● **DIRECTIONS**: Write out all of the lines below, exactly and completely.

● **INFORMATION SHOWN**:
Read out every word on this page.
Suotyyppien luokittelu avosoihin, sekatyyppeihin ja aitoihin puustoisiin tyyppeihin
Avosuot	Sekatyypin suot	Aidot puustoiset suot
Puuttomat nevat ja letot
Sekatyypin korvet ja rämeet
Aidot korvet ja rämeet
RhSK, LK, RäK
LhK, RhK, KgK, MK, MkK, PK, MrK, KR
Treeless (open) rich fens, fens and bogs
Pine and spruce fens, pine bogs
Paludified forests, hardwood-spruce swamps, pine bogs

● **PROBLEM SOLUTION**:
Read out every word on this page.
Suotyyppien luokittelu avosoihin, sekatyyppeihin ja aitoihin puustoisiin tyyppeihin
Avosuot	Sekatyypin suot	Aidot puustoiset suot
Puuttomat nevat ja letot
Sekatyypin korvet ja rämeet
Aidot korvet ja rämeet
RhSK, LK, RäK
LhK, RhK, KgK, MK, MkK, PK, MrK, KR
Treeless (open) rich fens, fens and bogs
Pine and spruce fens, pine bogs
Paludified forests, hardwood-spruce swamps, pine bogs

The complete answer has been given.